What is required: Say how many lines in the following data hold the word "Lancet". Write nothing but that number.

Provided data:
________________

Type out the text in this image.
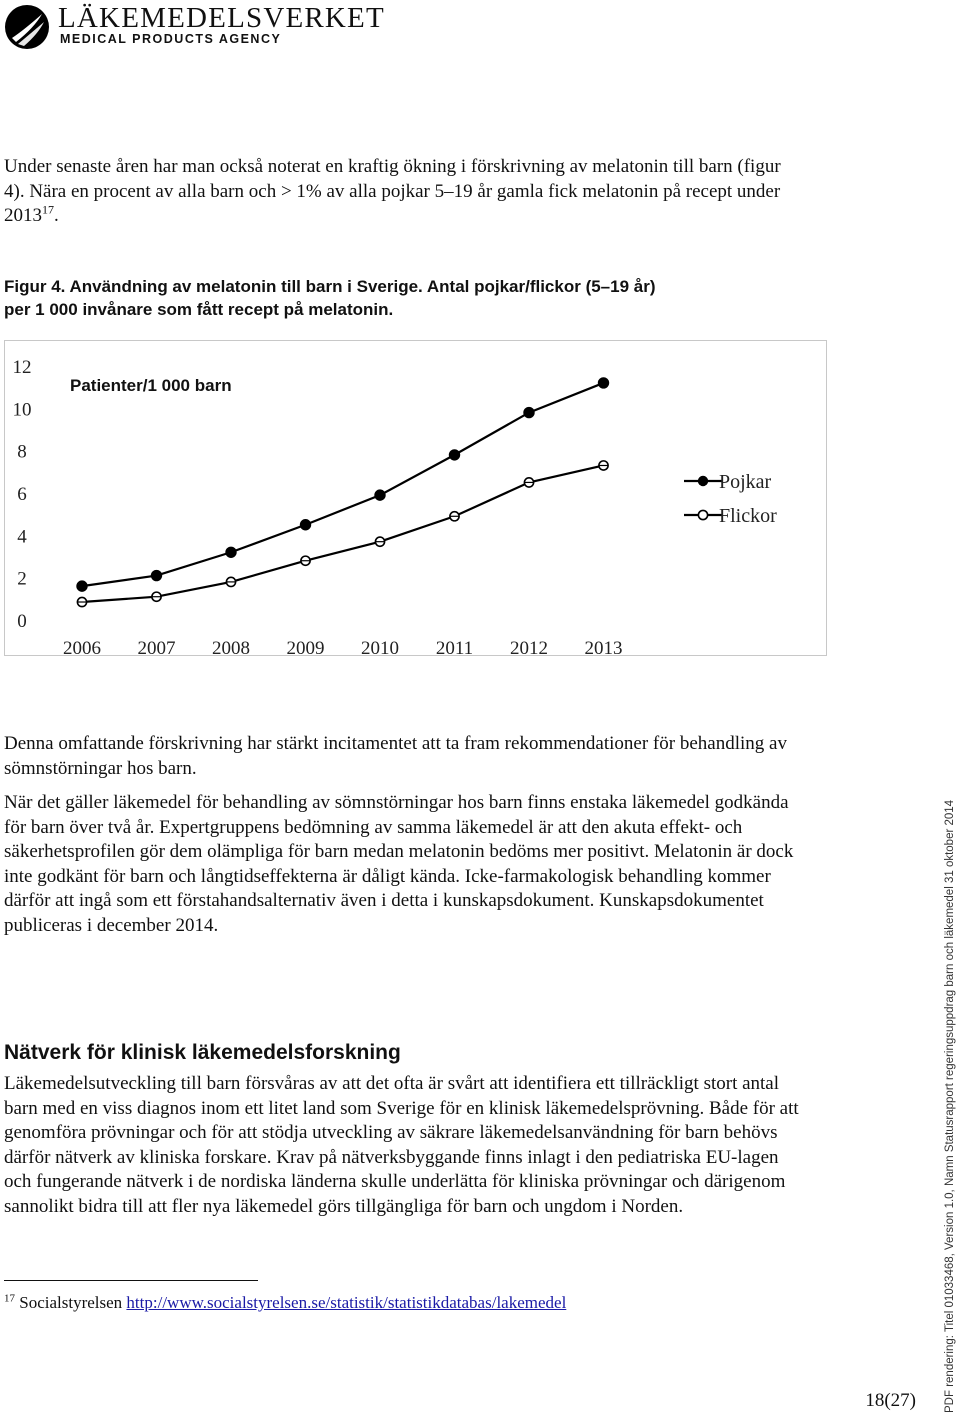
LÄKEMEDELSVERKET
MEDICAL PRODUCTS AGENCY
Under senaste åren har man också noterat en kraftig ökning i förskrivning av melatonin till barn (figur 4). Nära en procent av alla barn och > 1% av alla pojkar 5–19 år gamla fick melatonin på recept under 2013$^{17}$.
Figur 4. Användning av melatonin till barn i Sverige. Antal pojkar/flickor (5–19 år)
per 1 000 invånare som fått recept på melatonin.
Patienter/1 000 barn
0
2
4
6
8
10
12
2006 2007 2008 2009 2010 2011 2012 2013
Pojkar
Flickor
Denna omfattande förskrivning har stärkt incitamentet att ta fram rekommendationer för behandling av sömnstörningar hos barn.
När det gäller läkemedel för behandling av sömnstörningar hos barn finns enstaka läkemedel godkända för barn över två år. Expertgruppens bedömning av samma läkemedel är att den akuta effekt- och säkerhetsprofilen gör dem olämpliga för barn medan melatonin bedöms mer positivt. Melatonin är dock inte godkänt för barn och långtidseffekterna är dåligt kända. Icke-farmakologisk behandling kommer därför att ingå som ett förstahandsalternativ även i detta i kunskapsdokument. Kunskapsdokumentet publiceras i december 2014.
Nätverk för klinisk läkemedelsforskning
Läkemedelsutveckling till barn försvåras av att det ofta är svårt att identifiera ett tillräckligt stort antal barn med en viss diagnos inom ett litet land som Sverige för en klinisk läkemedelsprövning. Både för att genomföra prövningar och för att stödja utveckling av säkrare läkemedelsanvändning för barn behövs därför nätverk av kliniska forskare. Krav på nätverksbyggande finns inlagt i den pediatriska EU-lagen och fungerande nätverk i de nordiska länderna skulle underlätta för kliniska prövningar och därigenom sannolikt bidra till att fler nya läkemedel görs tillgängliga för barn och ungdom i Norden.
$^{17}$ Socialstyrelsen http://www.socialstyrelsen.se/statistik/statistikdatabas/lakemedel	PDF rendering: Titel 01033468, Version 1.0, Namn Statusrapport regeringsuppdrag barn och läkemedel 31 oktober 2014
18(27)
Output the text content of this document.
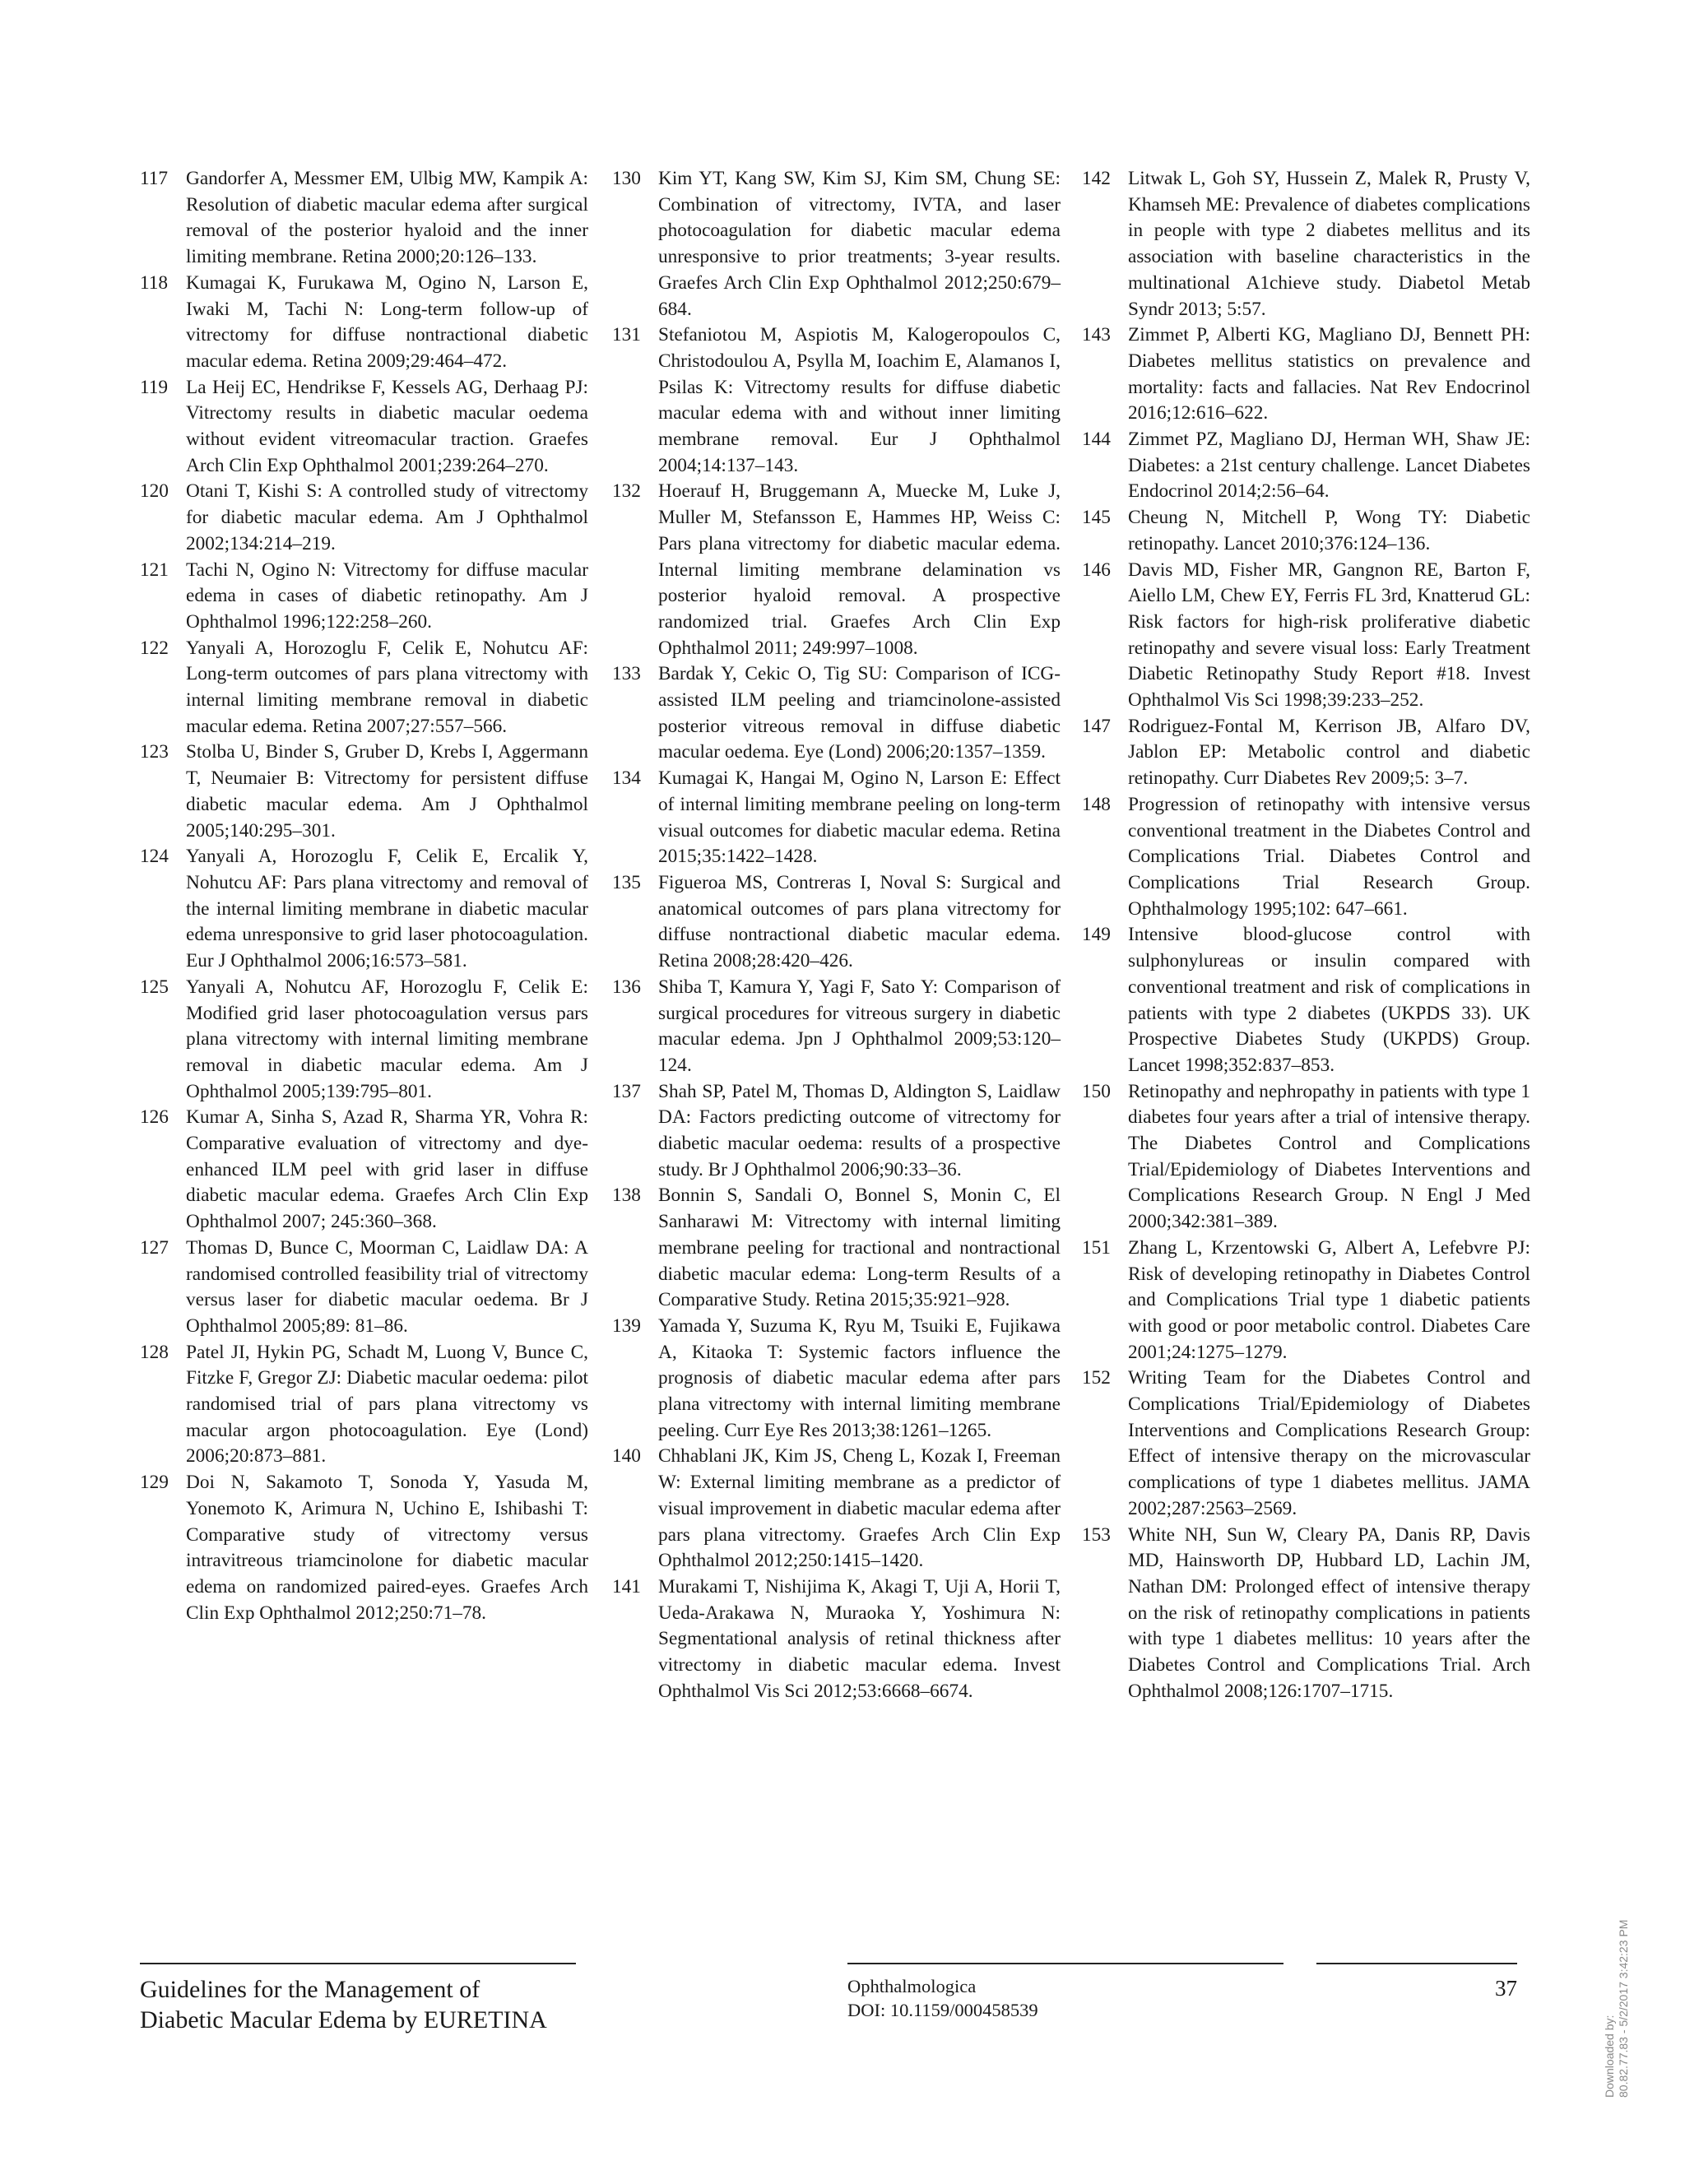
117 Gandorfer A, Messmer EM, Ulbig MW, Kampik A: Resolution of diabetic macular edema after surgical removal of the posterior hyaloid and the inner limiting membrane. Retina 2000;20:126–133.
118 Kumagai K, Furukawa M, Ogino N, Larson E, Iwaki M, Tachi N: Long-term follow-up of vitrectomy for diffuse nontractional diabetic macular edema. Retina 2009;29:464–472.
119 La Heij EC, Hendrikse F, Kessels AG, Derhaag PJ: Vitrectomy results in diabetic macular oedema without evident vitreomacular traction. Graefes Arch Clin Exp Ophthalmol 2001;239:264–270.
120 Otani T, Kishi S: A controlled study of vitrectomy for diabetic macular edema. Am J Ophthalmol 2002;134:214–219.
121 Tachi N, Ogino N: Vitrectomy for diffuse macular edema in cases of diabetic retinopathy. Am J Ophthalmol 1996;122:258–260.
122 Yanyali A, Horozoglu F, Celik E, Nohutcu AF: Long-term outcomes of pars plana vitrectomy with internal limiting membrane removal in diabetic macular edema. Retina 2007;27:557–566.
123 Stolba U, Binder S, Gruber D, Krebs I, Aggermann T, Neumaier B: Vitrectomy for persistent diffuse diabetic macular edema. Am J Ophthalmol 2005;140:295–301.
124 Yanyali A, Horozoglu F, Celik E, Ercalik Y, Nohutcu AF: Pars plana vitrectomy and removal of the internal limiting membrane in diabetic macular edema unresponsive to grid laser photocoagulation. Eur J Ophthalmol 2006;16:573–581.
125 Yanyali A, Nohutcu AF, Horozoglu F, Celik E: Modified grid laser photocoagulation versus pars plana vitrectomy with internal limiting membrane removal in diabetic macular edema. Am J Ophthalmol 2005;139:795–801.
126 Kumar A, Sinha S, Azad R, Sharma YR, Vohra R: Comparative evaluation of vitrectomy and dye-enhanced ILM peel with grid laser in diffuse diabetic macular edema. Graefes Arch Clin Exp Ophthalmol 2007; 245:360–368.
127 Thomas D, Bunce C, Moorman C, Laidlaw DA: A randomised controlled feasibility trial of vitrectomy versus laser for diabetic macular oedema. Br J Ophthalmol 2005;89: 81–86.
128 Patel JI, Hykin PG, Schadt M, Luong V, Bunce C, Fitzke F, Gregor ZJ: Diabetic macular oedema: pilot randomised trial of pars plana vitrectomy vs macular argon photocoagulation. Eye (Lond) 2006;20:873–881.
129 Doi N, Sakamoto T, Sonoda Y, Yasuda M, Yonemoto K, Arimura N, Uchino E, Ishibashi T: Comparative study of vitrectomy versus intravitreous triamcinolone for diabetic macular edema on randomized paired-eyes. Graefes Arch Clin Exp Ophthalmol 2012;250:71–78.
130 Kim YT, Kang SW, Kim SJ, Kim SM, Chung SE: Combination of vitrectomy, IVTA, and laser photocoagulation for diabetic macular edema unresponsive to prior treatments; 3-year results. Graefes Arch Clin Exp Ophthalmol 2012;250:679–684.
131 Stefaniotou M, Aspiotis M, Kalogeropoulos C, Christodoulou A, Psylla M, Ioachim E, Alamanos I, Psilas K: Vitrectomy results for diffuse diabetic macular edema with and without inner limiting membrane removal. Eur J Ophthalmol 2004;14:137–143.
132 Hoerauf H, Bruggemann A, Muecke M, Luke J, Muller M, Stefansson E, Hammes HP, Weiss C: Pars plana vitrectomy for diabetic macular edema. Internal limiting membrane delamination vs posterior hyaloid removal. A prospective randomized trial. Graefes Arch Clin Exp Ophthalmol 2011; 249:997–1008.
133 Bardak Y, Cekic O, Tig SU: Comparison of ICG-assisted ILM peeling and triamcinolone-assisted posterior vitreous removal in diffuse diabetic macular oedema. Eye (Lond) 2006;20:1357–1359.
134 Kumagai K, Hangai M, Ogino N, Larson E: Effect of internal limiting membrane peeling on long-term visual outcomes for diabetic macular edema. Retina 2015;35:1422–1428.
135 Figueroa MS, Contreras I, Noval S: Surgical and anatomical outcomes of pars plana vitrectomy for diffuse nontractional diabetic macular edema. Retina 2008;28:420–426.
136 Shiba T, Kamura Y, Yagi F, Sato Y: Comparison of surgical procedures for vitreous surgery in diabetic macular edema. Jpn J Ophthalmol 2009;53:120–124.
137 Shah SP, Patel M, Thomas D, Aldington S, Laidlaw DA: Factors predicting outcome of vitrectomy for diabetic macular oedema: results of a prospective study. Br J Ophthalmol 2006;90:33–36.
138 Bonnin S, Sandali O, Bonnel S, Monin C, El Sanharawi M: Vitrectomy with internal limiting membrane peeling for tractional and nontractional diabetic macular edema: Long-term Results of a Comparative Study. Retina 2015;35:921–928.
139 Yamada Y, Suzuma K, Ryu M, Tsuiki E, Fujikawa A, Kitaoka T: Systemic factors influence the prognosis of diabetic macular edema after pars plana vitrectomy with internal limiting membrane peeling. Curr Eye Res 2013;38:1261–1265.
140 Chhablani JK, Kim JS, Cheng L, Kozak I, Freeman W: External limiting membrane as a predictor of visual improvement in diabetic macular edema after pars plana vitrectomy. Graefes Arch Clin Exp Ophthalmol 2012;250:1415–1420.
141 Murakami T, Nishijima K, Akagi T, Uji A, Horii T, Ueda-Arakawa N, Muraoka Y, Yoshimura N: Segmentational analysis of retinal thickness after vitrectomy in diabetic macular edema. Invest Ophthalmol Vis Sci 2012;53:6668–6674.
142 Litwak L, Goh SY, Hussein Z, Malek R, Prusty V, Khamseh ME: Prevalence of diabetes complications in people with type 2 diabetes mellitus and its association with baseline characteristics in the multinational A1chieve study. Diabetol Metab Syndr 2013; 5:57.
143 Zimmet P, Alberti KG, Magliano DJ, Bennett PH: Diabetes mellitus statistics on prevalence and mortality: facts and fallacies. Nat Rev Endocrinol 2016;12:616–622.
144 Zimmet PZ, Magliano DJ, Herman WH, Shaw JE: Diabetes: a 21st century challenge. Lancet Diabetes Endocrinol 2014;2:56–64.
145 Cheung N, Mitchell P, Wong TY: Diabetic retinopathy. Lancet 2010;376:124–136.
146 Davis MD, Fisher MR, Gangnon RE, Barton F, Aiello LM, Chew EY, Ferris FL 3rd, Knatterud GL: Risk factors for high-risk proliferative diabetic retinopathy and severe visual loss: Early Treatment Diabetic Retinopathy Study Report #18. Invest Ophthalmol Vis Sci 1998;39:233–252.
147 Rodriguez-Fontal M, Kerrison JB, Alfaro DV, Jablon EP: Metabolic control and diabetic retinopathy. Curr Diabetes Rev 2009;5: 3–7.
148 Progression of retinopathy with intensive versus conventional treatment in the Diabetes Control and Complications Trial. Diabetes Control and Complications Trial Research Group. Ophthalmology 1995;102: 647–661.
149 Intensive blood-glucose control with sulphonylureas or insulin compared with conventional treatment and risk of complications in patients with type 2 diabetes (UKPDS 33). UK Prospective Diabetes Study (UKPDS) Group. Lancet 1998;352:837–853.
150 Retinopathy and nephropathy in patients with type 1 diabetes four years after a trial of intensive therapy. The Diabetes Control and Complications Trial/Epidemiology of Diabetes Interventions and Complications Research Group. N Engl J Med 2000;342:381–389.
151 Zhang L, Krzentowski G, Albert A, Lefebvre PJ: Risk of developing retinopathy in Diabetes Control and Complications Trial type 1 diabetic patients with good or poor metabolic control. Diabetes Care 2001;24:1275–1279.
152 Writing Team for the Diabetes Control and Complications Trial/Epidemiology of Diabetes Interventions and Complications Research Group: Effect of intensive therapy on the microvascular complications of type 1 diabetes mellitus. JAMA 2002;287:2563–2569.
153 White NH, Sun W, Cleary PA, Danis RP, Davis MD, Hainsworth DP, Hubbard LD, Lachin JM, Nathan DM: Prolonged effect of intensive therapy on the risk of retinopathy complications in patients with type 1 diabetes mellitus: 10 years after the Diabetes Control and Complications Trial. Arch Ophthalmol 2008;126:1707–1715.
Guidelines for the Management of
Diabetic Macular Edema by EURETINA
Ophthalmologica
DOI: 10.1159/000458539
37
Downloaded by: 80.82.77.83 - 5/2/2017 3:42:23 PM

________________

Reply to the exercise: 3